═══ Record excerpts

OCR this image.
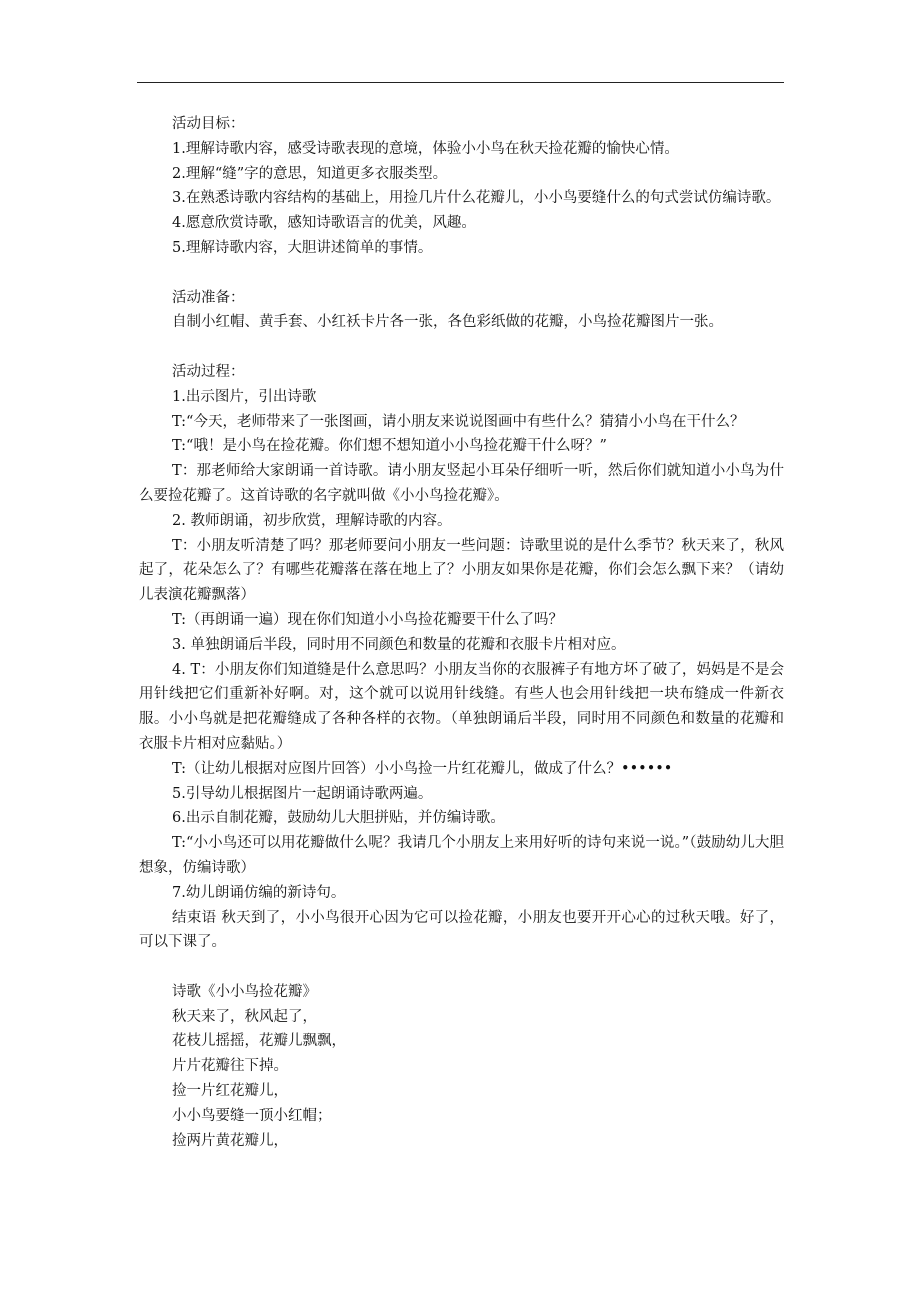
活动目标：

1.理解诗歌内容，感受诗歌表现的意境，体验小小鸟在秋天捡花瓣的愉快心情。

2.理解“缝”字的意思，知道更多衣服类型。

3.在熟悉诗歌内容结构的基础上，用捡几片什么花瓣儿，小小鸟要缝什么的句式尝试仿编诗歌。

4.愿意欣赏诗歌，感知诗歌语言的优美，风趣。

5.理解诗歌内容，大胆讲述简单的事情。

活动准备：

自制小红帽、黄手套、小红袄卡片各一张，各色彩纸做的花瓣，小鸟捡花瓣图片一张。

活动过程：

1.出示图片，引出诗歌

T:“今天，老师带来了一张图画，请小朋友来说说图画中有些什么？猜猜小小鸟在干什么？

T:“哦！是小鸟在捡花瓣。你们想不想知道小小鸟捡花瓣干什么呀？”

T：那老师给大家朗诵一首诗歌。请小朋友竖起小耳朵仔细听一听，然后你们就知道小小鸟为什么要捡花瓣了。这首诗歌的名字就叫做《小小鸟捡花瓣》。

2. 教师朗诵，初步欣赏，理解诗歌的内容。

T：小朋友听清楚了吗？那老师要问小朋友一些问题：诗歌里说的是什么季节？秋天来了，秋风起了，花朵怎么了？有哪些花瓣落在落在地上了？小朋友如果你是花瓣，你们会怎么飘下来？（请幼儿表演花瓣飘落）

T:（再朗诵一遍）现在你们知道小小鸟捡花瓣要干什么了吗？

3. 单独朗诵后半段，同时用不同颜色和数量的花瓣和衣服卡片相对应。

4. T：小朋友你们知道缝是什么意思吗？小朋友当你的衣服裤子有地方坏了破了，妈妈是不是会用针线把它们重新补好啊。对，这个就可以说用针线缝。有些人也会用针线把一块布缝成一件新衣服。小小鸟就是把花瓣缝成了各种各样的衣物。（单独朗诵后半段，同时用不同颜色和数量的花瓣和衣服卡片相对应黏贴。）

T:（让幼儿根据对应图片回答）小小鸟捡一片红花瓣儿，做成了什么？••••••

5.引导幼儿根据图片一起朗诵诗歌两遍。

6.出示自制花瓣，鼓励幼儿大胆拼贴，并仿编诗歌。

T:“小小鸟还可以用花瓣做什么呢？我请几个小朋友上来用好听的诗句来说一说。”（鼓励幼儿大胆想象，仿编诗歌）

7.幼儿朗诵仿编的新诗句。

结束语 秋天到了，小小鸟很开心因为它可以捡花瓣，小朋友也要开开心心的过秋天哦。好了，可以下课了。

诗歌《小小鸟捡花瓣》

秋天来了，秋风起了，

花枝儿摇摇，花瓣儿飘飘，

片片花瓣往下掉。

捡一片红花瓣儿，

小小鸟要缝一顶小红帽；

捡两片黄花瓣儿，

══════

**Direction**:
Replicate the material above verbatim; images stay out of the copy.

**Reply to the exercise**:
OCR this image.
活动目标：

1.理解诗歌内容，感受诗歌表现的意境，体验小小鸟在秋天捡花瓣的愉快心情。

2.理解“缝”字的意思，知道更多衣服类型。

3.在熟悉诗歌内容结构的基础上，用捡几片什么花瓣儿，小小鸟要缝什么的句式尝试仿编诗歌。

4.愿意欣赏诗歌，感知诗歌语言的优美，风趣。

5.理解诗歌内容，大胆讲述简单的事情。

活动准备：

自制小红帽、黄手套、小红袄卡片各一张，各色彩纸做的花瓣，小鸟捡花瓣图片一张。

活动过程：

1.出示图片，引出诗歌

T:“今天，老师带来了一张图画，请小朋友来说说图画中有些什么？猜猜小小鸟在干什么？

T:“哦！是小鸟在捡花瓣。你们想不想知道小小鸟捡花瓣干什么呀？”

T：那老师给大家朗诵一首诗歌。请小朋友竖起小耳朵仔细听一听，然后你们就知道小小鸟为什么要捡花瓣了。这首诗歌的名字就叫做《小小鸟捡花瓣》。

2. 教师朗诵，初步欣赏，理解诗歌的内容。

T：小朋友听清楚了吗？那老师要问小朋友一些问题：诗歌里说的是什么季节？秋天来了，秋风起了，花朵怎么了？有哪些花瓣落在落在地上了？小朋友如果你是花瓣，你们会怎么飘下来？（请幼儿表演花瓣飘落）

T:（再朗诵一遍）现在你们知道小小鸟捡花瓣要干什么了吗？

3. 单独朗诵后半段，同时用不同颜色和数量的花瓣和衣服卡片相对应。

4. T：小朋友你们知道缝是什么意思吗？小朋友当你的衣服裤子有地方坏了破了，妈妈是不是会用针线把它们重新补好啊。对，这个就可以说用针线缝。有些人也会用针线把一块布缝成一件新衣服。小小鸟就是把花瓣缝成了各种各样的衣物。（单独朗诵后半段，同时用不同颜色和数量的花瓣和衣服卡片相对应黏贴。）

T:（让幼儿根据对应图片回答）小小鸟捡一片红花瓣儿，做成了什么？••••••

5.引导幼儿根据图片一起朗诵诗歌两遍。

6.出示自制花瓣，鼓励幼儿大胆拼贴，并仿编诗歌。

T:“小小鸟还可以用花瓣做什么呢？我请几个小朋友上来用好听的诗句来说一说。”（鼓励幼儿大胆想象，仿编诗歌）

7.幼儿朗诵仿编的新诗句。

结束语 秋天到了，小小鸟很开心因为它可以捡花瓣，小朋友也要开开心心的过秋天哦。好了，可以下课了。

诗歌《小小鸟捡花瓣》

秋天来了，秋风起了，

花枝儿摇摇，花瓣儿飘飘，

片片花瓣往下掉。

捡一片红花瓣儿，

小小鸟要缝一顶小红帽；

捡两片黄花瓣儿，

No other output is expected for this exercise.